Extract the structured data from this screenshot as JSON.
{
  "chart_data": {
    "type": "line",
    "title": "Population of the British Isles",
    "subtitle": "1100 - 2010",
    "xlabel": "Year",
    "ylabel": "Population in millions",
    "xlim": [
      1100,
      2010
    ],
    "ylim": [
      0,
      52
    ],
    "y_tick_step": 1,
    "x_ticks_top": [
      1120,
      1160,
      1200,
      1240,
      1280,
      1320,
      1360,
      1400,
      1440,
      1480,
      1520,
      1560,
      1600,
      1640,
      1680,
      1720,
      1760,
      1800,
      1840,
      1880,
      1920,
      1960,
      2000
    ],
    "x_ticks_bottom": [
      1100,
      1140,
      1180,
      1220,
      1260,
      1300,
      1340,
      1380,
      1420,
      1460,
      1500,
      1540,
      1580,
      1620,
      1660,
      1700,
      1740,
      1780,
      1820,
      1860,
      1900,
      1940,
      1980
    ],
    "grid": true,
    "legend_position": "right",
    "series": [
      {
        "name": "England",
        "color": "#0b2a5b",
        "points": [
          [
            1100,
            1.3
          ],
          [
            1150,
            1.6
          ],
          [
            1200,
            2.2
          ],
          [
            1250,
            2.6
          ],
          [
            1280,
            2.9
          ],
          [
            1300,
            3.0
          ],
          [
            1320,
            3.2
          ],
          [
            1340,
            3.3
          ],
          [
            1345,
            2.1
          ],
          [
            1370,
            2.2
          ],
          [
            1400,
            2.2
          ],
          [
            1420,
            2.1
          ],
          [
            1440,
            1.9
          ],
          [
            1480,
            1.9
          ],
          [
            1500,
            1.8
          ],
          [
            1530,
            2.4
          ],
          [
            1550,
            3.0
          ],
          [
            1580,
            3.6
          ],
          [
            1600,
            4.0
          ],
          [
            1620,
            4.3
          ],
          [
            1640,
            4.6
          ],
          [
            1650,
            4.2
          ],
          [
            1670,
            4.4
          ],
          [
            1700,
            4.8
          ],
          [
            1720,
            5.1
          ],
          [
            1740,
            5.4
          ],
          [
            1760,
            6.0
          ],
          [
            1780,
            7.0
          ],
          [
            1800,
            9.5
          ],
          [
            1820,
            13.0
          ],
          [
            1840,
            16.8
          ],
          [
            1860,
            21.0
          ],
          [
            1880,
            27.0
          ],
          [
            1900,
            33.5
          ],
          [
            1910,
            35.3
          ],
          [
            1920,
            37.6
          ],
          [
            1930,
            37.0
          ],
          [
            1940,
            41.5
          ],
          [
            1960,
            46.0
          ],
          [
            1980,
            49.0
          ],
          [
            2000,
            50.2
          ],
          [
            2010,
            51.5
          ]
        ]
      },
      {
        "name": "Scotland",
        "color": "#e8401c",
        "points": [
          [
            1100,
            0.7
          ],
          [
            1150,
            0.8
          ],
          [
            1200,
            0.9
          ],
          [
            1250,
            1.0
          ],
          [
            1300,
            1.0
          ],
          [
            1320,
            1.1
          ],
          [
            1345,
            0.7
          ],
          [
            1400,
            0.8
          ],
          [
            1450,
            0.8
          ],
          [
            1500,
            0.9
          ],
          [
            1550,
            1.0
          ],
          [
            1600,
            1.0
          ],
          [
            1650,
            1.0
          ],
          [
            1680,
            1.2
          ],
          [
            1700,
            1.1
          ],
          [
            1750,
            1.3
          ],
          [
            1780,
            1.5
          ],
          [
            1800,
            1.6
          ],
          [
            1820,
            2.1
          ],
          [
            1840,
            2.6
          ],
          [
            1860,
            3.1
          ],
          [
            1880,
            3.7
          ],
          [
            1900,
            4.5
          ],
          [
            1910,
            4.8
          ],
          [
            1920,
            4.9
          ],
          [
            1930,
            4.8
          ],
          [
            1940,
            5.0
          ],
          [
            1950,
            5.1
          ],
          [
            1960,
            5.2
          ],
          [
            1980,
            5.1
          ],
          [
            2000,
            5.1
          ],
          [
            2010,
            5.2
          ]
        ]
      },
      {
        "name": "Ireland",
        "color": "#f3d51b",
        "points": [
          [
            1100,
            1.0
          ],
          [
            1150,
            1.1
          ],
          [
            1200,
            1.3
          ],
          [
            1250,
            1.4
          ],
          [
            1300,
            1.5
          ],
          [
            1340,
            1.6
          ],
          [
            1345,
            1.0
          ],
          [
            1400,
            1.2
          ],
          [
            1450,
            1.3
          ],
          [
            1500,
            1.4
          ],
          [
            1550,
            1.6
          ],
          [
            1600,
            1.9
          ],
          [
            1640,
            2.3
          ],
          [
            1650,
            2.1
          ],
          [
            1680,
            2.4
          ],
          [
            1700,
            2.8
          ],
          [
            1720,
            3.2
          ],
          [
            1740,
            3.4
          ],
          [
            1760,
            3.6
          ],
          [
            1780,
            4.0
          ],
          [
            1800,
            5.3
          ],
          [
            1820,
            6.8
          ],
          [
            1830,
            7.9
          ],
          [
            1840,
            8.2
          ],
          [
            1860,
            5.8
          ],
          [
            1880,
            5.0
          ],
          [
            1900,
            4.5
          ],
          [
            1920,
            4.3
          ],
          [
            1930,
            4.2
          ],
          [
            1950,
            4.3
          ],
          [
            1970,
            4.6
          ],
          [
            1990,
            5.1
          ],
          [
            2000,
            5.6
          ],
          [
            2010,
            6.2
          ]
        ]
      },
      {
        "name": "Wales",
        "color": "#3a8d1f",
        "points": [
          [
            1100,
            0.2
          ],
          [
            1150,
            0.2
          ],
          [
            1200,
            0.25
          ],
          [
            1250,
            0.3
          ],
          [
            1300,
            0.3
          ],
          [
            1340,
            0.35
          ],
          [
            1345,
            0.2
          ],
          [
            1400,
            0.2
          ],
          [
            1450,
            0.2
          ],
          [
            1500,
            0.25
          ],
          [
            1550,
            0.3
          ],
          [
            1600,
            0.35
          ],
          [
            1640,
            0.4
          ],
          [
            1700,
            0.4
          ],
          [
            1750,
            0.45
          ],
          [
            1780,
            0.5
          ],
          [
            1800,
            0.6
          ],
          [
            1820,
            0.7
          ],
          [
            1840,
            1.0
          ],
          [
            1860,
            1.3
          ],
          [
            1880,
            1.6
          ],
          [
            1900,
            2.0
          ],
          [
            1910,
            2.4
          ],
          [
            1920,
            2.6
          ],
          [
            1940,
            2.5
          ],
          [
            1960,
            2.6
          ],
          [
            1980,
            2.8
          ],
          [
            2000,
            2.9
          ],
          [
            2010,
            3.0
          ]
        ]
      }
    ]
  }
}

Problem to work on:
Every entry should be output exactly as written, please.

Written solution:
Extract the structured data from this screenshot as JSON.
{
  "chart_data": {
    "type": "line",
    "title": "Population of the British Isles",
    "subtitle": "1100 - 2010",
    "xlabel": "Year",
    "ylabel": "Population in millions",
    "xlim": [
      1100,
      2010
    ],
    "ylim": [
      0,
      52
    ],
    "y_tick_step": 1,
    "x_ticks_top": [
      1120,
      1160,
      1200,
      1240,
      1280,
      1320,
      1360,
      1400,
      1440,
      1480,
      1520,
      1560,
      1600,
      1640,
      1680,
      1720,
      1760,
      1800,
      1840,
      1880,
      1920,
      1960,
      2000
    ],
    "x_ticks_bottom": [
      1100,
      1140,
      1180,
      1220,
      1260,
      1300,
      1340,
      1380,
      1420,
      1460,
      1500,
      1540,
      1580,
      1620,
      1660,
      1700,
      1740,
      1780,
      1820,
      1860,
      1900,
      1940,
      1980
    ],
    "grid": true,
    "legend_position": "right",
    "series": [
      {
        "name": "England",
        "color": "#0b2a5b",
        "points": [
          [
            1100,
            1.3
          ],
          [
            1150,
            1.6
          ],
          [
            1200,
            2.2
          ],
          [
            1250,
            2.6
          ],
          [
            1280,
            2.9
          ],
          [
            1300,
            3.0
          ],
          [
            1320,
            3.2
          ],
          [
            1340,
            3.3
          ],
          [
            1345,
            2.1
          ],
          [
            1370,
            2.2
          ],
          [
            1400,
            2.2
          ],
          [
            1420,
            2.1
          ],
          [
            1440,
            1.9
          ],
          [
            1480,
            1.9
          ],
          [
            1500,
            1.8
          ],
          [
            1530,
            2.4
          ],
          [
            1550,
            3.0
          ],
          [
            1580,
            3.6
          ],
          [
            1600,
            4.0
          ],
          [
            1620,
            4.3
          ],
          [
            1640,
            4.6
          ],
          [
            1650,
            4.2
          ],
          [
            1670,
            4.4
          ],
          [
            1700,
            4.8
          ],
          [
            1720,
            5.1
          ],
          [
            1740,
            5.4
          ],
          [
            1760,
            6.0
          ],
          [
            1780,
            7.0
          ],
          [
            1800,
            9.5
          ],
          [
            1820,
            13.0
          ],
          [
            1840,
            16.8
          ],
          [
            1860,
            21.0
          ],
          [
            1880,
            27.0
          ],
          [
            1900,
            33.5
          ],
          [
            1910,
            35.3
          ],
          [
            1920,
            37.6
          ],
          [
            1930,
            37.0
          ],
          [
            1940,
            41.5
          ],
          [
            1960,
            46.0
          ],
          [
            1980,
            49.0
          ],
          [
            2000,
            50.2
          ],
          [
            2010,
            51.5
          ]
        ]
      },
      {
        "name": "Scotland",
        "color": "#e8401c",
        "points": [
          [
            1100,
            0.7
          ],
          [
            1150,
            0.8
          ],
          [
            1200,
            0.9
          ],
          [
            1250,
            1.0
          ],
          [
            1300,
            1.0
          ],
          [
            1320,
            1.1
          ],
          [
            1345,
            0.7
          ],
          [
            1400,
            0.8
          ],
          [
            1450,
            0.8
          ],
          [
            1500,
            0.9
          ],
          [
            1550,
            1.0
          ],
          [
            1600,
            1.0
          ],
          [
            1650,
            1.0
          ],
          [
            1680,
            1.2
          ],
          [
            1700,
            1.1
          ],
          [
            1750,
            1.3
          ],
          [
            1780,
            1.5
          ],
          [
            1800,
            1.6
          ],
          [
            1820,
            2.1
          ],
          [
            1840,
            2.6
          ],
          [
            1860,
            3.1
          ],
          [
            1880,
            3.7
          ],
          [
            1900,
            4.5
          ],
          [
            1910,
            4.8
          ],
          [
            1920,
            4.9
          ],
          [
            1930,
            4.8
          ],
          [
            1940,
            5.0
          ],
          [
            1950,
            5.1
          ],
          [
            1960,
            5.2
          ],
          [
            1980,
            5.1
          ],
          [
            2000,
            5.1
          ],
          [
            2010,
            5.2
          ]
        ]
      },
      {
        "name": "Ireland",
        "color": "#f3d51b",
        "points": [
          [
            1100,
            1.0
          ],
          [
            1150,
            1.1
          ],
          [
            1200,
            1.3
          ],
          [
            1250,
            1.4
          ],
          [
            1300,
            1.5
          ],
          [
            1340,
            1.6
          ],
          [
            1345,
            1.0
          ],
          [
            1400,
            1.2
          ],
          [
            1450,
            1.3
          ],
          [
            1500,
            1.4
          ],
          [
            1550,
            1.6
          ],
          [
            1600,
            1.9
          ],
          [
            1640,
            2.3
          ],
          [
            1650,
            2.1
          ],
          [
            1680,
            2.4
          ],
          [
            1700,
            2.8
          ],
          [
            1720,
            3.2
          ],
          [
            1740,
            3.4
          ],
          [
            1760,
            3.6
          ],
          [
            1780,
            4.0
          ],
          [
            1800,
            5.3
          ],
          [
            1820,
            6.8
          ],
          [
            1830,
            7.9
          ],
          [
            1840,
            8.2
          ],
          [
            1860,
            5.8
          ],
          [
            1880,
            5.0
          ],
          [
            1900,
            4.5
          ],
          [
            1920,
            4.3
          ],
          [
            1930,
            4.2
          ],
          [
            1950,
            4.3
          ],
          [
            1970,
            4.6
          ],
          [
            1990,
            5.1
          ],
          [
            2000,
            5.6
          ],
          [
            2010,
            6.2
          ]
        ]
      },
      {
        "name": "Wales",
        "color": "#3a8d1f",
        "points": [
          [
            1100,
            0.2
          ],
          [
            1150,
            0.2
          ],
          [
            1200,
            0.25
          ],
          [
            1250,
            0.3
          ],
          [
            1300,
            0.3
          ],
          [
            1340,
            0.35
          ],
          [
            1345,
            0.2
          ],
          [
            1400,
            0.2
          ],
          [
            1450,
            0.2
          ],
          [
            1500,
            0.25
          ],
          [
            1550,
            0.3
          ],
          [
            1600,
            0.35
          ],
          [
            1640,
            0.4
          ],
          [
            1700,
            0.4
          ],
          [
            1750,
            0.45
          ],
          [
            1780,
            0.5
          ],
          [
            1800,
            0.6
          ],
          [
            1820,
            0.7
          ],
          [
            1840,
            1.0
          ],
          [
            1860,
            1.3
          ],
          [
            1880,
            1.6
          ],
          [
            1900,
            2.0
          ],
          [
            1910,
            2.4
          ],
          [
            1920,
            2.6
          ],
          [
            1940,
            2.5
          ],
          [
            1960,
            2.6
          ],
          [
            1980,
            2.8
          ],
          [
            2000,
            2.9
          ],
          [
            2010,
            3.0
          ]
        ]
      }
    ]
  }
}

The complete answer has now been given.